## The exercise
Output the data word for word, dropping every image.

## Records for this task

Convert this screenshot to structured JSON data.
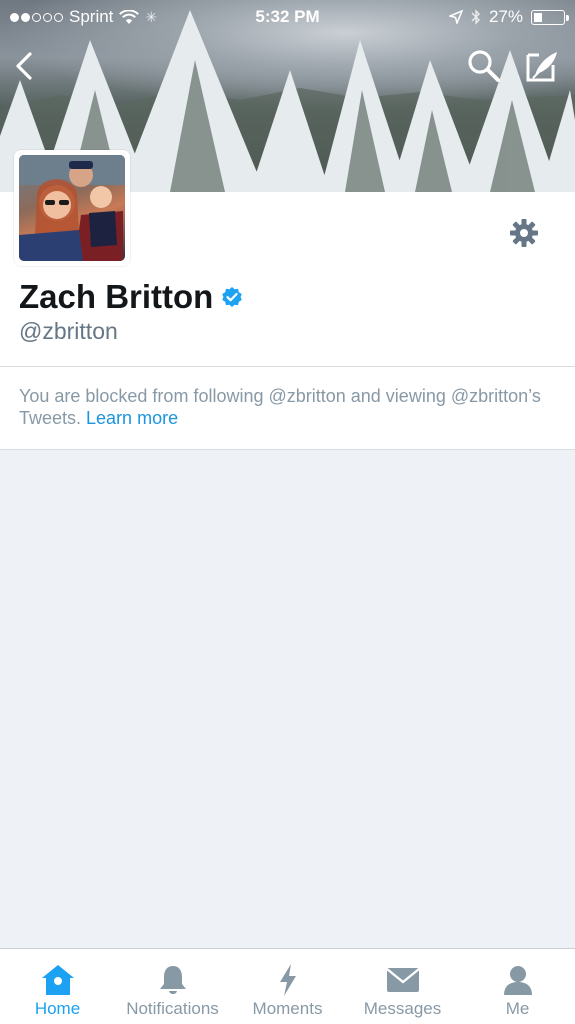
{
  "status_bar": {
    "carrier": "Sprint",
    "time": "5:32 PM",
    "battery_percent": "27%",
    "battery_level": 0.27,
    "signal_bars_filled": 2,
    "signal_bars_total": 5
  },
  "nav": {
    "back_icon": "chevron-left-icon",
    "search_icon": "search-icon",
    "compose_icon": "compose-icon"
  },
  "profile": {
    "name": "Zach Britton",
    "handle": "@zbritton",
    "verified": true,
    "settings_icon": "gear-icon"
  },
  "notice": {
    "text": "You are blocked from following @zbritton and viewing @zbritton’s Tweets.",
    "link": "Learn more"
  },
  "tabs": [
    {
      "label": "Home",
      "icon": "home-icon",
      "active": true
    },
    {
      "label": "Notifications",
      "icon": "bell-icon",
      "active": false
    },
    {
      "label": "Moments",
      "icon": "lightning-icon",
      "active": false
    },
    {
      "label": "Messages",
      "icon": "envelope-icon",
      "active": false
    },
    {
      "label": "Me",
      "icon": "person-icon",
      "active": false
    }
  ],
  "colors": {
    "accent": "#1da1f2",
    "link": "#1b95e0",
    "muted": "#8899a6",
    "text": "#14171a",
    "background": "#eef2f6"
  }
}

## The response
Convert this screenshot to structured JSON data.
{
  "status_bar": {
    "carrier": "Sprint",
    "time": "5:32 PM",
    "battery_percent": "27%",
    "battery_level": 0.27,
    "signal_bars_filled": 2,
    "signal_bars_total": 5
  },
  "nav": {
    "back_icon": "chevron-left-icon",
    "search_icon": "search-icon",
    "compose_icon": "compose-icon"
  },
  "profile": {
    "name": "Zach Britton",
    "handle": "@zbritton",
    "verified": true,
    "settings_icon": "gear-icon"
  },
  "notice": {
    "text": "You are blocked from following @zbritton and viewing @zbritton’s Tweets.",
    "link": "Learn more"
  },
  "tabs": [
    {
      "label": "Home",
      "icon": "home-icon",
      "active": true
    },
    {
      "label": "Notifications",
      "icon": "bell-icon",
      "active": false
    },
    {
      "label": "Moments",
      "icon": "lightning-icon",
      "active": false
    },
    {
      "label": "Messages",
      "icon": "envelope-icon",
      "active": false
    },
    {
      "label": "Me",
      "icon": "person-icon",
      "active": false
    }
  ],
  "colors": {
    "accent": "#1da1f2",
    "link": "#1b95e0",
    "muted": "#8899a6",
    "text": "#14171a",
    "background": "#eef2f6"
  }
}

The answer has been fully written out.